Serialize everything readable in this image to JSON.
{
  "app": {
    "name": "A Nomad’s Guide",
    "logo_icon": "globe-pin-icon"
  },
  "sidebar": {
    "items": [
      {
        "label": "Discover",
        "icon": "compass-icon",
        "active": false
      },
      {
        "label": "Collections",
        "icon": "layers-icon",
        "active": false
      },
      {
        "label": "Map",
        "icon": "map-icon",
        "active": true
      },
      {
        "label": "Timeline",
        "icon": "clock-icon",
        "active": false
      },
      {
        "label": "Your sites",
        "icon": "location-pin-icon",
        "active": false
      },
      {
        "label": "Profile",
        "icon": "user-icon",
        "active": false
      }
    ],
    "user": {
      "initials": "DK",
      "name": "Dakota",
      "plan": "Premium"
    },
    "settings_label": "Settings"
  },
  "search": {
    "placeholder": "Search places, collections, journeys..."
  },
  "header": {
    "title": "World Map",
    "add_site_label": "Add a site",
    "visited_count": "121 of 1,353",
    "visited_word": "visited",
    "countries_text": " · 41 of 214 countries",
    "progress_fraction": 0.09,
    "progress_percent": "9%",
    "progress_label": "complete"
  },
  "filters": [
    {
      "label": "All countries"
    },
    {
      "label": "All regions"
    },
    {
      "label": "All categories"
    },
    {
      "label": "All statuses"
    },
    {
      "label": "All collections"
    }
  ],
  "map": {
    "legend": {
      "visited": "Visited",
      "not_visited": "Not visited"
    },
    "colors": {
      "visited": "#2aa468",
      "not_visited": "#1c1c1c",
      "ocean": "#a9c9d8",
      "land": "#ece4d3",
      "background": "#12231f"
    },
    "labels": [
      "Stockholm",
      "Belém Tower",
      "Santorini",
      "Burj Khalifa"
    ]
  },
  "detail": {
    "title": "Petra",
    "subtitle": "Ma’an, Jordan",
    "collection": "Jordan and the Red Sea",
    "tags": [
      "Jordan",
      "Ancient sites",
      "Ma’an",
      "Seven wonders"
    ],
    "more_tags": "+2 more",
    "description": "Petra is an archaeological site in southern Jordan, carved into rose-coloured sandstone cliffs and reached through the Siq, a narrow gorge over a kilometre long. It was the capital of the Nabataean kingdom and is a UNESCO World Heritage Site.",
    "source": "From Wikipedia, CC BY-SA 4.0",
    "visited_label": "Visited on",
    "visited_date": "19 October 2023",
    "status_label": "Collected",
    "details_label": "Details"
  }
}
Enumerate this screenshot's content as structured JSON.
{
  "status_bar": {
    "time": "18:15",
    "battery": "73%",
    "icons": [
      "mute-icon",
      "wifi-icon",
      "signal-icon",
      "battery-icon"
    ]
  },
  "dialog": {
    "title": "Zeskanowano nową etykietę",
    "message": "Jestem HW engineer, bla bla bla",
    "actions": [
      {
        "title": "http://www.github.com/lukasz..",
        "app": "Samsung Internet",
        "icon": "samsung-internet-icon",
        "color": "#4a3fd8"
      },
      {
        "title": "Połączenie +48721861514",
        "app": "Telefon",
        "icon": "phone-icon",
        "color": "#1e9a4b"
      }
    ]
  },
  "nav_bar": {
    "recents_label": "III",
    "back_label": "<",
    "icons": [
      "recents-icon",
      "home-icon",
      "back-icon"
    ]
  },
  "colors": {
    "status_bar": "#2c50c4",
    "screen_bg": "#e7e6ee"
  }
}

*Work required*. Show every line where the string "this" appears.

*Written response*.
Serialize everything readable in this image to JSON.
Enumerate this screenshot's content as structured JSON.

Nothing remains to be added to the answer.